[Records from a collection of figures]
* Start *
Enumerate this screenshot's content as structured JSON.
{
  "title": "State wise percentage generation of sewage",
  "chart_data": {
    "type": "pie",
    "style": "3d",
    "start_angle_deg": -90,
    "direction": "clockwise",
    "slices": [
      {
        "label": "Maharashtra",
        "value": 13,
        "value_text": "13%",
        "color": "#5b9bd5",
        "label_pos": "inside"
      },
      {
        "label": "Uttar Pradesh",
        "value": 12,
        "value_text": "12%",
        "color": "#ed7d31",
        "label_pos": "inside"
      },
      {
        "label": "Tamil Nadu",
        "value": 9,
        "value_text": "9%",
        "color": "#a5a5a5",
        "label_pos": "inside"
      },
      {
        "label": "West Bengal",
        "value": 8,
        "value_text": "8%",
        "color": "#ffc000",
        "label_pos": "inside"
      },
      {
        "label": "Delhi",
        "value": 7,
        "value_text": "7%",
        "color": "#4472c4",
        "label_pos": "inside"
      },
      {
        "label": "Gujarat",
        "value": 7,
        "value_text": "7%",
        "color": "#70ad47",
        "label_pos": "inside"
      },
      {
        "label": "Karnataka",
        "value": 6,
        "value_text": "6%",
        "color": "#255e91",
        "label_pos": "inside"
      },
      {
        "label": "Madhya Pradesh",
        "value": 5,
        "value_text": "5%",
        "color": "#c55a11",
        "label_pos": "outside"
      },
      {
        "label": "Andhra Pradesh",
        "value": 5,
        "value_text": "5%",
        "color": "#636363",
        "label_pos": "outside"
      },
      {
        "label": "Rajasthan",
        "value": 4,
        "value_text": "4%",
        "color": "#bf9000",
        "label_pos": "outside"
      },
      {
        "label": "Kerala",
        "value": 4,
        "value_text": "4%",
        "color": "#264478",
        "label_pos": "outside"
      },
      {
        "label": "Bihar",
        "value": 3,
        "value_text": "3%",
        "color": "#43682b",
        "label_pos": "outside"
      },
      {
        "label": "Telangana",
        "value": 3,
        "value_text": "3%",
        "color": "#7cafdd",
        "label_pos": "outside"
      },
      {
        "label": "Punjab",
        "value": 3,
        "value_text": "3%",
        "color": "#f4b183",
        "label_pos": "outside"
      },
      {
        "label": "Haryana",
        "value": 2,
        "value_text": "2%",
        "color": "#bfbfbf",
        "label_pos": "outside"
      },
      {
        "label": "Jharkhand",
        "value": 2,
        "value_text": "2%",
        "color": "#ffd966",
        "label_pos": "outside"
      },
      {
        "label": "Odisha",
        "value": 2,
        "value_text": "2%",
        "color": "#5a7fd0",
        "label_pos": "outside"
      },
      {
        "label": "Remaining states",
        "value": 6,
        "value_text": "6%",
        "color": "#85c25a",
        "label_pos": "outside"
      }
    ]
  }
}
* End *
■ Your instructions
Where a line in the entries holds "Pradesh", copy that line.

■ Exercise answer
        "label": "Uttar Pradesh",
        "label": "Madhya Pradesh",
        "label": "Andhra Pradesh",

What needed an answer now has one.